TASK TO COMPLETE —
Copy each line below that contains "between".

[Collection entries]
-- START --

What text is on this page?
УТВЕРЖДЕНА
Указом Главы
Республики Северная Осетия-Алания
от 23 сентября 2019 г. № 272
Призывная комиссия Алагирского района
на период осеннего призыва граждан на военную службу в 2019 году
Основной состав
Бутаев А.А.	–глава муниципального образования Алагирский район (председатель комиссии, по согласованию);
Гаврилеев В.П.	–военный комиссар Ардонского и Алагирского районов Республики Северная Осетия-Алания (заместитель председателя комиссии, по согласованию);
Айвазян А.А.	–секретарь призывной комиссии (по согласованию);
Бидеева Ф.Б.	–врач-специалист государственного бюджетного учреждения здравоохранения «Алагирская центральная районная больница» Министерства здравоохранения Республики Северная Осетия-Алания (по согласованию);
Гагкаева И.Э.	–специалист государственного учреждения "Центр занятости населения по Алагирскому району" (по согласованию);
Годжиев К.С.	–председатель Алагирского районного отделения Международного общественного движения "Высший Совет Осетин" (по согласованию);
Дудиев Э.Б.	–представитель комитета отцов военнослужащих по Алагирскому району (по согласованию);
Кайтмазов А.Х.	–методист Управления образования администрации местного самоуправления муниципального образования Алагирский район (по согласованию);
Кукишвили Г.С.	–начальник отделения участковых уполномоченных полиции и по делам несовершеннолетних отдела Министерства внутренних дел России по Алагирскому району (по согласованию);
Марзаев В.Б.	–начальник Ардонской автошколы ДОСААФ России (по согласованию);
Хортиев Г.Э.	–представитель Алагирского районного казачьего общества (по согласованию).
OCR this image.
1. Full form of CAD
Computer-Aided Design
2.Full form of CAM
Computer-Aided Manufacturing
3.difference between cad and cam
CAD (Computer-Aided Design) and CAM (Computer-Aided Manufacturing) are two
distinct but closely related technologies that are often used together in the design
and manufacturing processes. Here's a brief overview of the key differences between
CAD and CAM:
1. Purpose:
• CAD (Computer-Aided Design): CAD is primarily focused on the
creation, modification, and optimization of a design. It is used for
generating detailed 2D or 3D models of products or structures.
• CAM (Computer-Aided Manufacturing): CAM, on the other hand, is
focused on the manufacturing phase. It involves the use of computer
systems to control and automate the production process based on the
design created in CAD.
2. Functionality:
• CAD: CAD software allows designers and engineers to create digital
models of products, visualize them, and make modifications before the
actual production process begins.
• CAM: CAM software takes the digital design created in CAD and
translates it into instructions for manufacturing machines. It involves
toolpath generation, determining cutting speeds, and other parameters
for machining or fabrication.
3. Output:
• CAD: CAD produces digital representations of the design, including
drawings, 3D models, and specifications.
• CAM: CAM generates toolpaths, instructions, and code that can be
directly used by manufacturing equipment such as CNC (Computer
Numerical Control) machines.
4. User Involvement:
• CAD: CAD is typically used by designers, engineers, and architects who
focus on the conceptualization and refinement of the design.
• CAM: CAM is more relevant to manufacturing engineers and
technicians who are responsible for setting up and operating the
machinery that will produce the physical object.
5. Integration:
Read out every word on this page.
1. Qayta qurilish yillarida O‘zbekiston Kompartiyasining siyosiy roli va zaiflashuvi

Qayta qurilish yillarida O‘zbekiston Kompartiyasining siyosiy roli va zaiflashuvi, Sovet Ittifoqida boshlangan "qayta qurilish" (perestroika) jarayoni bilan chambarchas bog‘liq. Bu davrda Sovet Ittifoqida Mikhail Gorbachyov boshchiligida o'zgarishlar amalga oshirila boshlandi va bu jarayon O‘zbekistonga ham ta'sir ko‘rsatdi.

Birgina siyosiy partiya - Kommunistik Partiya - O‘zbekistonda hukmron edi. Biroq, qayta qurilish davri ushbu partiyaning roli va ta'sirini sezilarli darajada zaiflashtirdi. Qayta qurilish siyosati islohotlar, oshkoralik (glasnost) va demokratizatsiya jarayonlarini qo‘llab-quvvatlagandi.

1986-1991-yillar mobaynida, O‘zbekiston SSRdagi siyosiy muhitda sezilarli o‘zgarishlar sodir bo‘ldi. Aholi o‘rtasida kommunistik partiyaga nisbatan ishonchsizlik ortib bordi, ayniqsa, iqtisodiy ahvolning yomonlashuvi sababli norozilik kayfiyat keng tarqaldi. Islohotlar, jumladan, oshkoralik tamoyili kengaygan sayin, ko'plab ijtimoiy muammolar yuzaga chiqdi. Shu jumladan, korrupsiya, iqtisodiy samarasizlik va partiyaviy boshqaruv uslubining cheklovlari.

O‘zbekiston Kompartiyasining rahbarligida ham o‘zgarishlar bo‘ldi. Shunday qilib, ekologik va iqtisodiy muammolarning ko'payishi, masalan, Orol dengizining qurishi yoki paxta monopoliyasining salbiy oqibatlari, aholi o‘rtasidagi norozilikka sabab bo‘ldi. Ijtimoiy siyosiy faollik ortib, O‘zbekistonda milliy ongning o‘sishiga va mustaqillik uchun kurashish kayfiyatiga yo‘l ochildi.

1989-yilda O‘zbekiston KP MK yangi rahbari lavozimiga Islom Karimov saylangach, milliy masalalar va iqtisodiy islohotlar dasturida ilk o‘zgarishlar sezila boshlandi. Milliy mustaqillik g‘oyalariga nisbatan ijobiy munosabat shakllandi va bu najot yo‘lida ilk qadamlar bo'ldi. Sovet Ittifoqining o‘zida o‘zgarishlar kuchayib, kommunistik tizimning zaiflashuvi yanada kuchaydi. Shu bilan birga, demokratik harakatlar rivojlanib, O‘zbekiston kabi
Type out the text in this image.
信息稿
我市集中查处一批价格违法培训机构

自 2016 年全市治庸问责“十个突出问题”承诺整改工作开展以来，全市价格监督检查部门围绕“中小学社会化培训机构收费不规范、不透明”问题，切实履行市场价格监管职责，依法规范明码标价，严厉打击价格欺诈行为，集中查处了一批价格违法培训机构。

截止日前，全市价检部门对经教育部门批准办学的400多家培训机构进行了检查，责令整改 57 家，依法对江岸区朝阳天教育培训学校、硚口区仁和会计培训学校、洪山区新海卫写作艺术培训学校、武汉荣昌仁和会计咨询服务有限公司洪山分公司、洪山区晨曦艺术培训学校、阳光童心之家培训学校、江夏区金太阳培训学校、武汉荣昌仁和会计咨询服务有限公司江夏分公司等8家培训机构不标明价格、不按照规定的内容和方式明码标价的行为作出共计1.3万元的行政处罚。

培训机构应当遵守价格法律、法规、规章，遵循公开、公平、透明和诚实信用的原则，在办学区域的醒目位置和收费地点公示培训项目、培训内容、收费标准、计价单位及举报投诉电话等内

-- END --

RESULT OF THIS TASK —
3.difference between cad and cam
and manufacturing processes. Here's a brief overview of the key differences between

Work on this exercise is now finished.